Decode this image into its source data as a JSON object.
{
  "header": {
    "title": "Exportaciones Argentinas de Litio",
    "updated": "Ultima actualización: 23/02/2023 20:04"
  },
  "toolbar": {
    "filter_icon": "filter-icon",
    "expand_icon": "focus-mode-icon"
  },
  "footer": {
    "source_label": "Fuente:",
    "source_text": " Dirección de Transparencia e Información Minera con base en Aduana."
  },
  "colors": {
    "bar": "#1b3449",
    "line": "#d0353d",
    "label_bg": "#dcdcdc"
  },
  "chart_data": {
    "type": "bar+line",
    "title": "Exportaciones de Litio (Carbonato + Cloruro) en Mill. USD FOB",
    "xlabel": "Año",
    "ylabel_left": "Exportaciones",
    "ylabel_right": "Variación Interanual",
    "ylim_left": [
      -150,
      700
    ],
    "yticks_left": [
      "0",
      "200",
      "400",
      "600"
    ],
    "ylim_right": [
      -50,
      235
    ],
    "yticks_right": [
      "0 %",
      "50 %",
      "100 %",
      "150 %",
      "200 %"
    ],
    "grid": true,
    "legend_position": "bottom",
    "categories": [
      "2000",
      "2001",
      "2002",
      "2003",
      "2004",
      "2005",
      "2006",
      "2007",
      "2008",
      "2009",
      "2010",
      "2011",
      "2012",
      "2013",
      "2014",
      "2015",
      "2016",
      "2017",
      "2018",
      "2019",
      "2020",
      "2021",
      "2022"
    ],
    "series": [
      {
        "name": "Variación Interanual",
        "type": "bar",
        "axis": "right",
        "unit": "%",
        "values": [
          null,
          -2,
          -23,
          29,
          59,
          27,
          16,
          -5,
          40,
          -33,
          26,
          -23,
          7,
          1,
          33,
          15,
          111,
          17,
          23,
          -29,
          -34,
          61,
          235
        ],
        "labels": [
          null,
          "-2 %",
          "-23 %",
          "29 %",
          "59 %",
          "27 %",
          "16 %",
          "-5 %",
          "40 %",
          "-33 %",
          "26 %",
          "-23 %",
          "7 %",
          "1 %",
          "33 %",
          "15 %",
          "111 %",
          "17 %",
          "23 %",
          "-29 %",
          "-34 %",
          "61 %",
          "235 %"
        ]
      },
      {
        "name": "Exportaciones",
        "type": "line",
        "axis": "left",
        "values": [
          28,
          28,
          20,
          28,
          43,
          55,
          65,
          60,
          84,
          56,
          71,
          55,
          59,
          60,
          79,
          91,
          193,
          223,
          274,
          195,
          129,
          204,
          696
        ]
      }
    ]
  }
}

*What you should do*: In the records above, find each line that holds the word "icon"; copy all such lines.

*Complete response*:
    "filter_icon": "filter-icon",
    "expand_icon": "focus-mode-icon"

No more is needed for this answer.